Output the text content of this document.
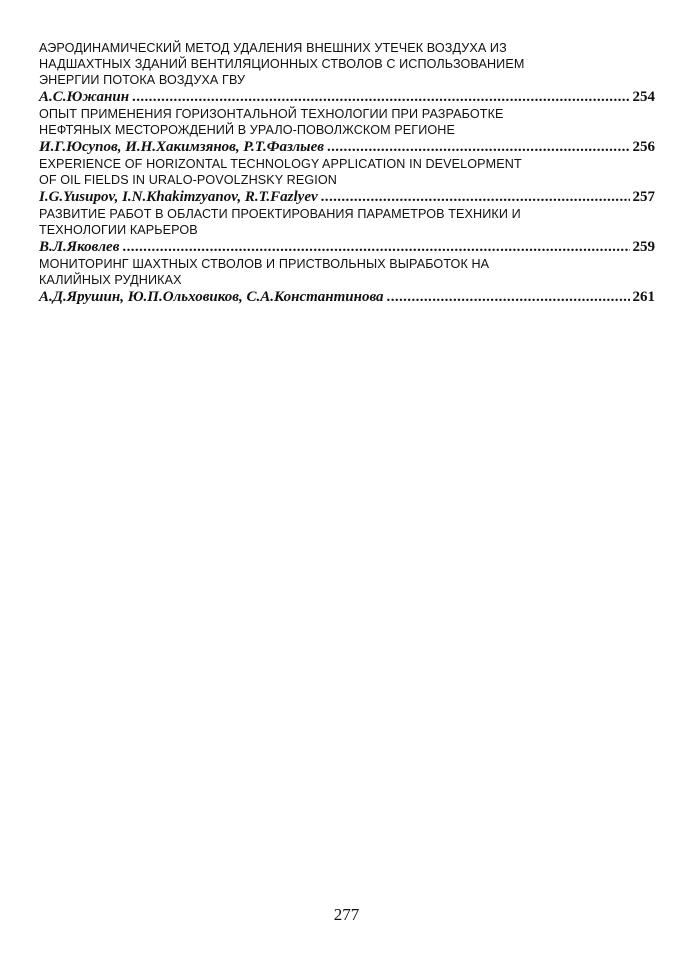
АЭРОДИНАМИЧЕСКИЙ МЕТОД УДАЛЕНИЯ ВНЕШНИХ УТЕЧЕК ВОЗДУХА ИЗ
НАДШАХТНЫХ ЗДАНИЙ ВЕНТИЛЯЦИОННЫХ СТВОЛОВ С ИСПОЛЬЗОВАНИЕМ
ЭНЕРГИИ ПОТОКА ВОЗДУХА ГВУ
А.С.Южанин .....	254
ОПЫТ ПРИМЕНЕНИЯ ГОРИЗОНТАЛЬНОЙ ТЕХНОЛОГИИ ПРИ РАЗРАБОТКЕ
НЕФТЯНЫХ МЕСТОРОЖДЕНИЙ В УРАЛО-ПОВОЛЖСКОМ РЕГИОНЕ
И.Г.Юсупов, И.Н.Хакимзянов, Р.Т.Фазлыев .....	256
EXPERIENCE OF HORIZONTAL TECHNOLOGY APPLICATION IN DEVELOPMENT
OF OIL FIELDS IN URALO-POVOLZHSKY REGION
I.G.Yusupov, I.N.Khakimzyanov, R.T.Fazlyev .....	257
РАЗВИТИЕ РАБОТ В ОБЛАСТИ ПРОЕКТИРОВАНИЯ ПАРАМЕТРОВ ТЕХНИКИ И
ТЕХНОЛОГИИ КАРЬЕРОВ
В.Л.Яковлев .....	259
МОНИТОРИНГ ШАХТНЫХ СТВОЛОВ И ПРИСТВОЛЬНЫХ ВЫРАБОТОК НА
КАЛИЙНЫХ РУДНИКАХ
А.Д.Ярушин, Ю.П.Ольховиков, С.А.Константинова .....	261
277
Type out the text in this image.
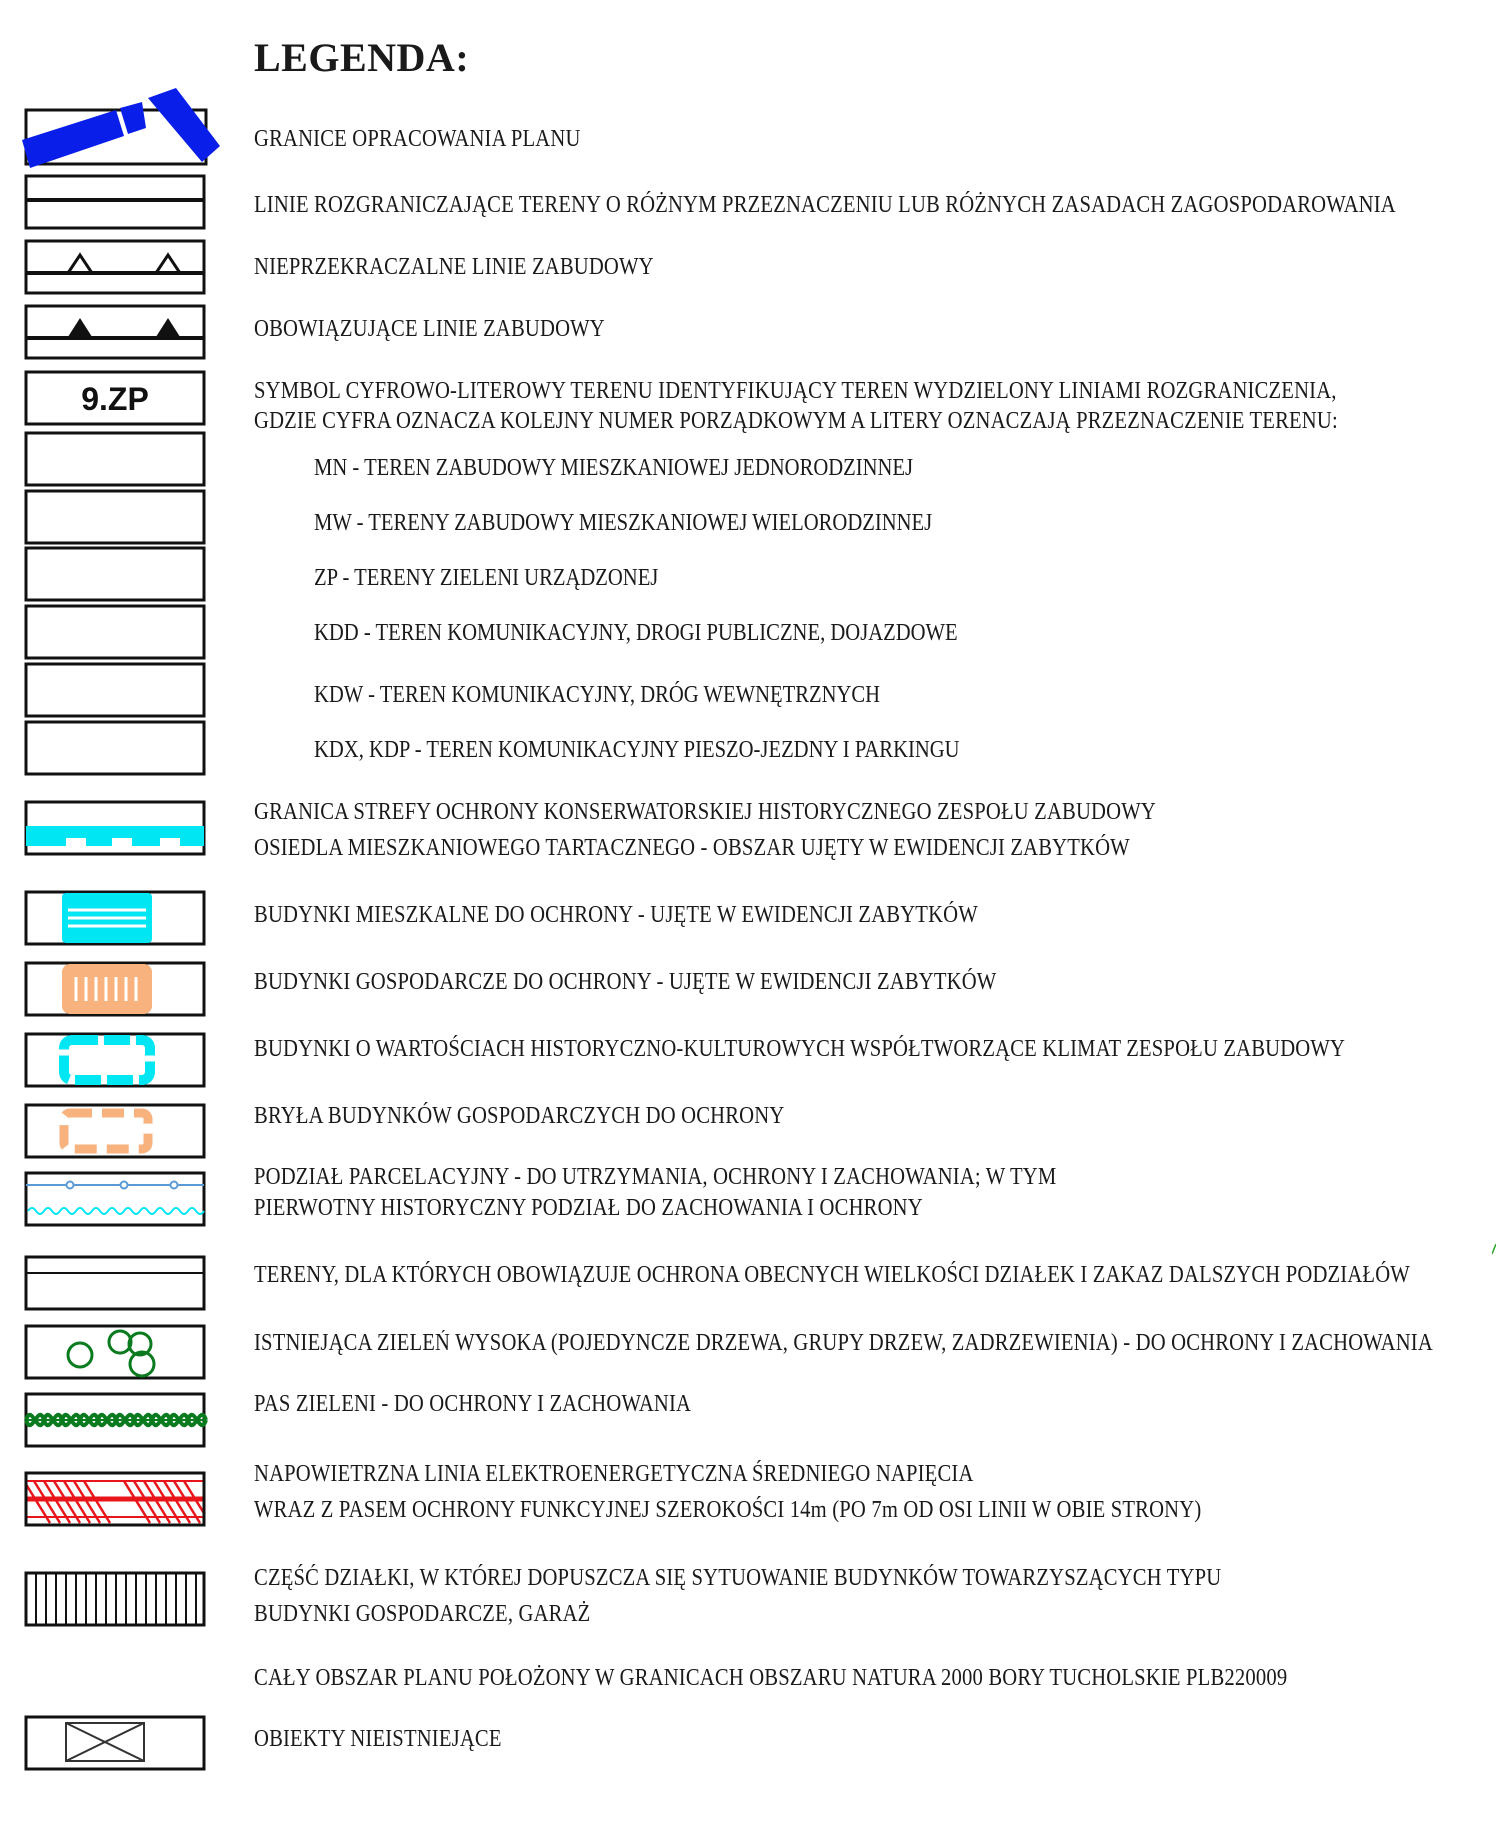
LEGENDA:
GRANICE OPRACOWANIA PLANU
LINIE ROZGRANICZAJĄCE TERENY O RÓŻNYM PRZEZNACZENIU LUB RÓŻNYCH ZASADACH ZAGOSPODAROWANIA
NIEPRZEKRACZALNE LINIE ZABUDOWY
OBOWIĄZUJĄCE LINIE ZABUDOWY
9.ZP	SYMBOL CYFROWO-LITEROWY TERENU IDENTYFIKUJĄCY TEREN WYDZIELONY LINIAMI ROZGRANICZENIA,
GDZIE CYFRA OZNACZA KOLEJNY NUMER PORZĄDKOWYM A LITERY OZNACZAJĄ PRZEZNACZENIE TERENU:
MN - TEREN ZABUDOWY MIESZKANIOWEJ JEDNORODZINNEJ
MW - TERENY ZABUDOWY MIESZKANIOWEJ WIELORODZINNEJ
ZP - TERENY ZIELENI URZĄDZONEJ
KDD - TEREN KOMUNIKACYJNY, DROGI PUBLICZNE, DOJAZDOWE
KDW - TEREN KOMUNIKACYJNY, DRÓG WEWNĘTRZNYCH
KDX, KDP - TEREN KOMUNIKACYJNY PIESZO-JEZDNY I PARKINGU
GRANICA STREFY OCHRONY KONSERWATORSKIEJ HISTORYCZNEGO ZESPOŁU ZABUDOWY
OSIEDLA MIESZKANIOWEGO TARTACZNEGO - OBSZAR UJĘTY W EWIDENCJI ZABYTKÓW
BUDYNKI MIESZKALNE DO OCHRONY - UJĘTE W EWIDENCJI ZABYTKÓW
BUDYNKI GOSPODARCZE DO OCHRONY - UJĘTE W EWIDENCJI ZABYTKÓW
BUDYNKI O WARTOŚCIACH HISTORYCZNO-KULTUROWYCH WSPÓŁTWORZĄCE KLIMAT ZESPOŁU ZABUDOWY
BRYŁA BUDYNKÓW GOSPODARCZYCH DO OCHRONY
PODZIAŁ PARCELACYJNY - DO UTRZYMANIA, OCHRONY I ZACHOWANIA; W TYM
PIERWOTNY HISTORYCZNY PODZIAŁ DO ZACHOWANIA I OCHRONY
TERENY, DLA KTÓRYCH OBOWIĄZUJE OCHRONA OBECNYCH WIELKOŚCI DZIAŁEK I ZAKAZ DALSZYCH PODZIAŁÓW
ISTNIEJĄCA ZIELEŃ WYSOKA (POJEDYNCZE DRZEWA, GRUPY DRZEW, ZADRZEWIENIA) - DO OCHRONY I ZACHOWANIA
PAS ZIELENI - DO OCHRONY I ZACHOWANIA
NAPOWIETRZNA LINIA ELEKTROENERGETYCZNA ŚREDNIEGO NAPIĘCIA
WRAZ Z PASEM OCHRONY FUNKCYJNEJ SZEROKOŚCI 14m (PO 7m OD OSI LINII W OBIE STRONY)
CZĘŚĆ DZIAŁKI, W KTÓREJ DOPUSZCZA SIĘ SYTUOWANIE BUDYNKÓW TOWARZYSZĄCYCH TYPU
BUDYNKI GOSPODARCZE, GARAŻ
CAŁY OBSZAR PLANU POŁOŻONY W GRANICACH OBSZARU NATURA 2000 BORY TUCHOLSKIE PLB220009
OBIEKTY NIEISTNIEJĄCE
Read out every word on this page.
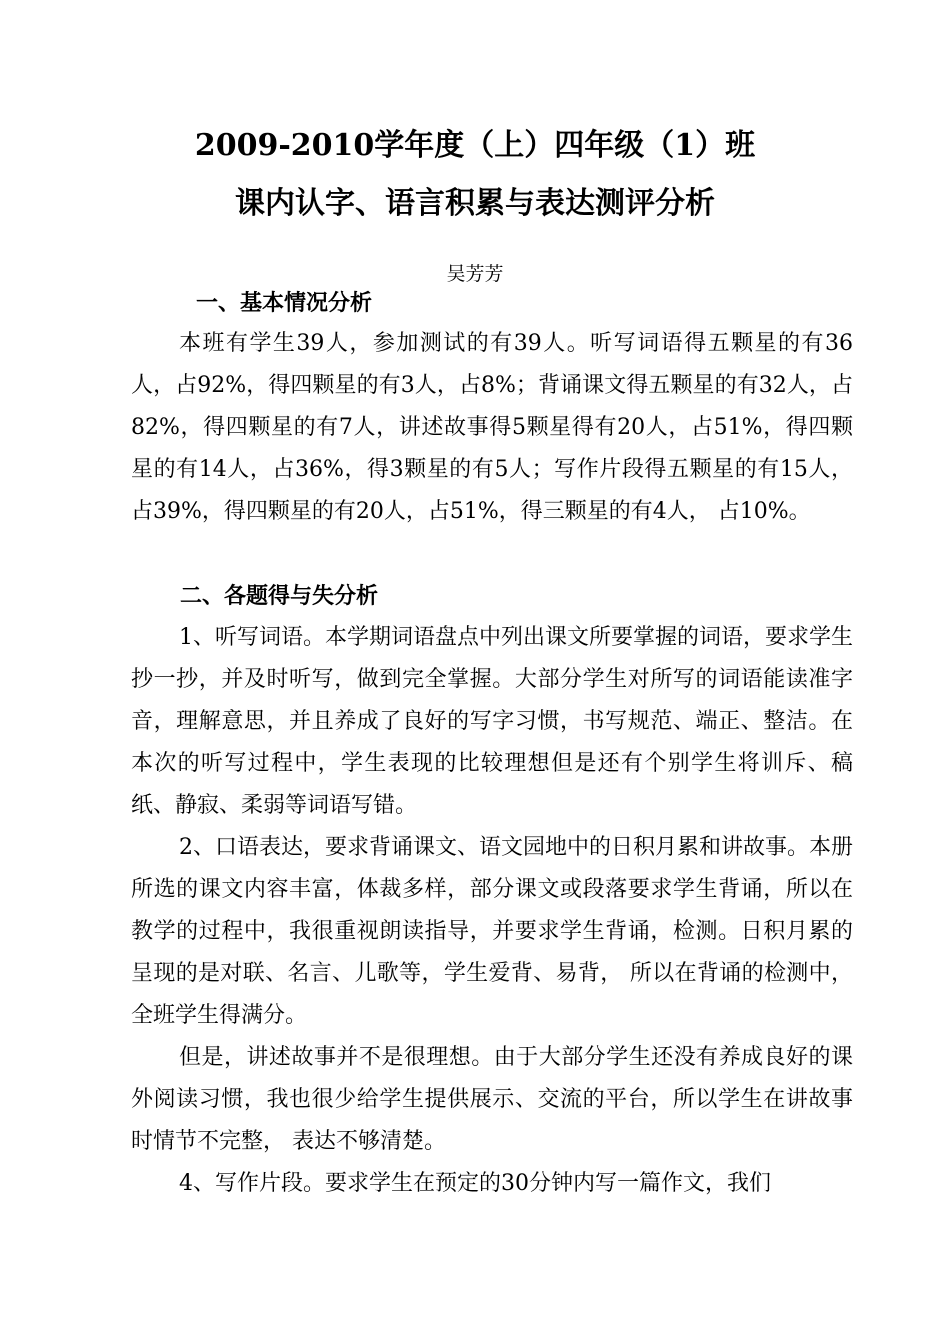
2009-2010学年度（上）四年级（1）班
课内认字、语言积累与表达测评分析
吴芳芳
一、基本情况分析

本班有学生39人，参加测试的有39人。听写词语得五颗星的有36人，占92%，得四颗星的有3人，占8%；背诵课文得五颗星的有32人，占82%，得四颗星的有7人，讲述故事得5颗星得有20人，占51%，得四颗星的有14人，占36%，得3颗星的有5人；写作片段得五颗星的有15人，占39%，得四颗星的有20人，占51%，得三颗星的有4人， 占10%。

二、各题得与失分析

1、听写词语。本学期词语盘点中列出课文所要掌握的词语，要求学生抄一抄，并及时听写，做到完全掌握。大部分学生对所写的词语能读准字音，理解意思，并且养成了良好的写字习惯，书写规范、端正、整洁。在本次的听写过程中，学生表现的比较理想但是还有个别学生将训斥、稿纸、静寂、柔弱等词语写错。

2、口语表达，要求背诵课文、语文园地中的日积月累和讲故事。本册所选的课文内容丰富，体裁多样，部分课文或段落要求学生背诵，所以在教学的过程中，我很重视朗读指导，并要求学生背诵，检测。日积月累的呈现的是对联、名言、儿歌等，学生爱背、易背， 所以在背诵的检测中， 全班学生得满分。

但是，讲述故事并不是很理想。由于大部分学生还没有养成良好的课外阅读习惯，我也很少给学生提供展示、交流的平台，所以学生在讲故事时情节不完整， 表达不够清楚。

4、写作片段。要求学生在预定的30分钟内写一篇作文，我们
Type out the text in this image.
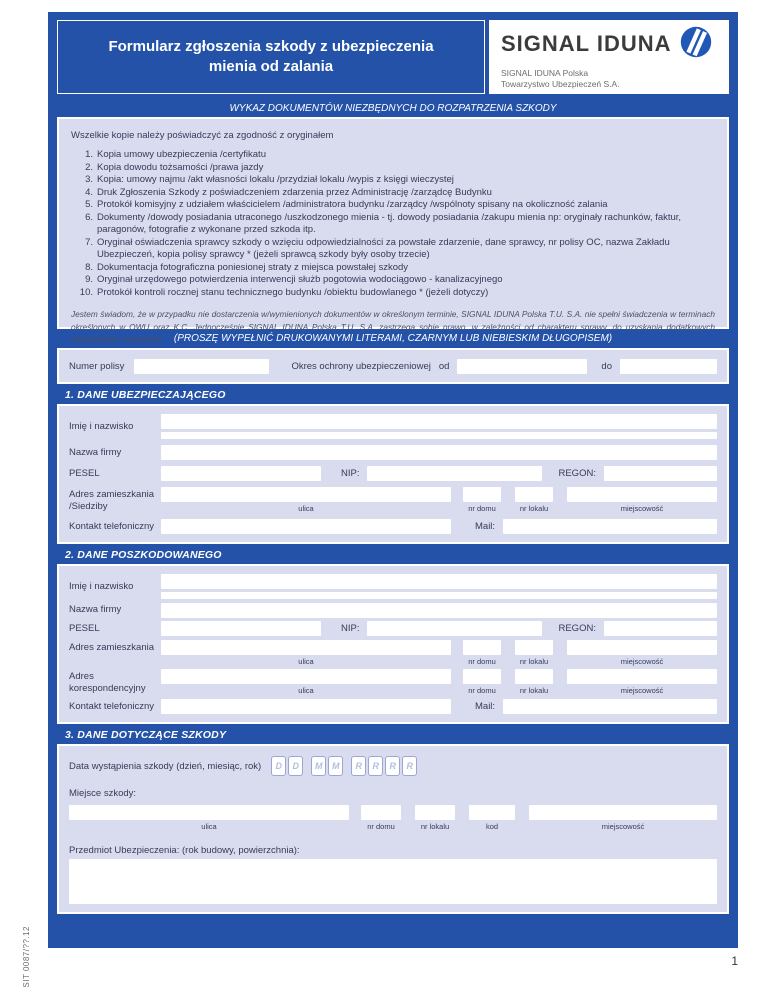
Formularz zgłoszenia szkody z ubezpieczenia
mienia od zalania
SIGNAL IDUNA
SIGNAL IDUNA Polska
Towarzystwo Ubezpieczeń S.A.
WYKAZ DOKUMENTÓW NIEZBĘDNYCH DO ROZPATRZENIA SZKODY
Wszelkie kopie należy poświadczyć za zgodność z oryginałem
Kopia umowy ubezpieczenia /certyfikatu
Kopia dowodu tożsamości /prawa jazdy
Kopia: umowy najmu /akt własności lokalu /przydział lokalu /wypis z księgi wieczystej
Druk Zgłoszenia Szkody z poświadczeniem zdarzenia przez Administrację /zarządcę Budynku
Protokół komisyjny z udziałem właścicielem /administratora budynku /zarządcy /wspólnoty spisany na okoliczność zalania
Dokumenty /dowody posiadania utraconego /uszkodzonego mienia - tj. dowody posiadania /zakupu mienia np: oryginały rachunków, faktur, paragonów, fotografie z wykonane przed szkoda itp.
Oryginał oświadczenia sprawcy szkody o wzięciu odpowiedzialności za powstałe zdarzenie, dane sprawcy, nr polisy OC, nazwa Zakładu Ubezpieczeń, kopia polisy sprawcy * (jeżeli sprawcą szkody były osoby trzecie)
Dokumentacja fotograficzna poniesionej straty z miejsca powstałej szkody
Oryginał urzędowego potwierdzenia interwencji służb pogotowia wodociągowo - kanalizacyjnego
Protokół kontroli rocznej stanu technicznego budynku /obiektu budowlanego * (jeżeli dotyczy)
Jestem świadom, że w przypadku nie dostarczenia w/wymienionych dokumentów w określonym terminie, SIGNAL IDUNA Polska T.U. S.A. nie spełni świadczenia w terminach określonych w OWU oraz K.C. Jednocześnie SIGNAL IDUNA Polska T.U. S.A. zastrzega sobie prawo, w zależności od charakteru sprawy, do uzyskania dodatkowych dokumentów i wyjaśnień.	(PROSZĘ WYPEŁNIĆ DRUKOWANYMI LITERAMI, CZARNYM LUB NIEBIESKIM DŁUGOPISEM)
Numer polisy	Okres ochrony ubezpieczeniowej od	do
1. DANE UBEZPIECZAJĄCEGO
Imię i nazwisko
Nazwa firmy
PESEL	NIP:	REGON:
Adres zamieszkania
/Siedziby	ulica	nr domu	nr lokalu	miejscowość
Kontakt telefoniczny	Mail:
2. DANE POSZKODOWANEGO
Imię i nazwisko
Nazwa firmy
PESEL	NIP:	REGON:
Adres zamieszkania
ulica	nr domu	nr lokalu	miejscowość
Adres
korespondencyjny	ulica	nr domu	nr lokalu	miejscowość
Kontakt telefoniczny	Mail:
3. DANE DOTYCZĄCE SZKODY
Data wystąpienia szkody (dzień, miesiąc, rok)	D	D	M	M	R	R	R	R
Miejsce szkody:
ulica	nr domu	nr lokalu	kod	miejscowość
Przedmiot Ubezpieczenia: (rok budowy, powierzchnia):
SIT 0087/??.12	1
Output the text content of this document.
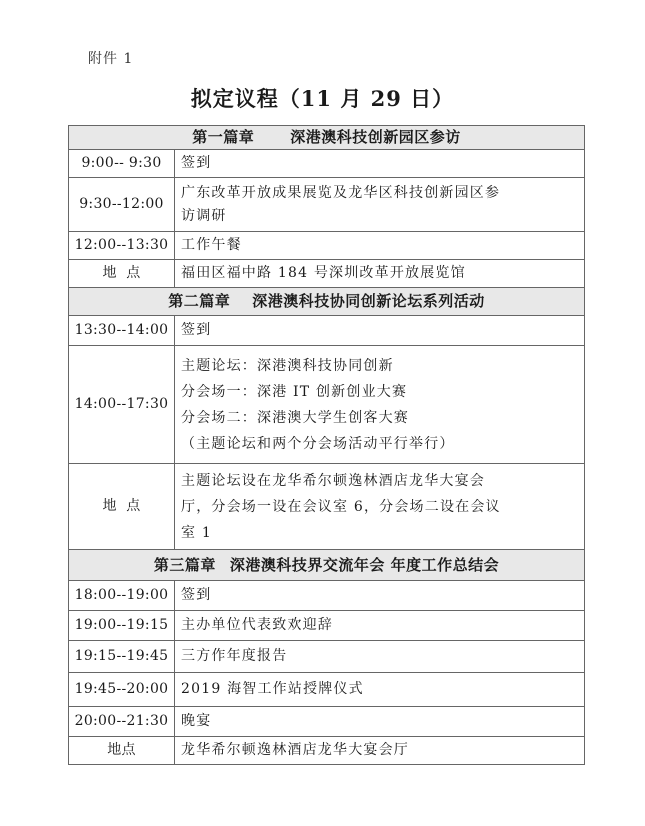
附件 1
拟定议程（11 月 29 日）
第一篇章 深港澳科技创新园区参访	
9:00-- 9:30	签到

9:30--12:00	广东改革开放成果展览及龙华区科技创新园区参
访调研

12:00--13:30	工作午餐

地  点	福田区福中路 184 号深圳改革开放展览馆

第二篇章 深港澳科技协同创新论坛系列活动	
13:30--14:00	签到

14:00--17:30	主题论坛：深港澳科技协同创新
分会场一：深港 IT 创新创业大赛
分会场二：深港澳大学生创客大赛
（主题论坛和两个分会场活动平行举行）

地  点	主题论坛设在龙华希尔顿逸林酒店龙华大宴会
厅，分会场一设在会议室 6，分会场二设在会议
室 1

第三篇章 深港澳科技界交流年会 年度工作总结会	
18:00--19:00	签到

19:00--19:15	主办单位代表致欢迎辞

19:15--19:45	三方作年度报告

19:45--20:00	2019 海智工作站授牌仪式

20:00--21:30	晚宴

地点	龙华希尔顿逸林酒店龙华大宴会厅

-*-*-

*WHAT YOU WILL DO*.
Say how many lines of the data include the word "ZABUDOWY". Nothing other than the number should be given.

*RESPONSE TO THIS TASK*.
6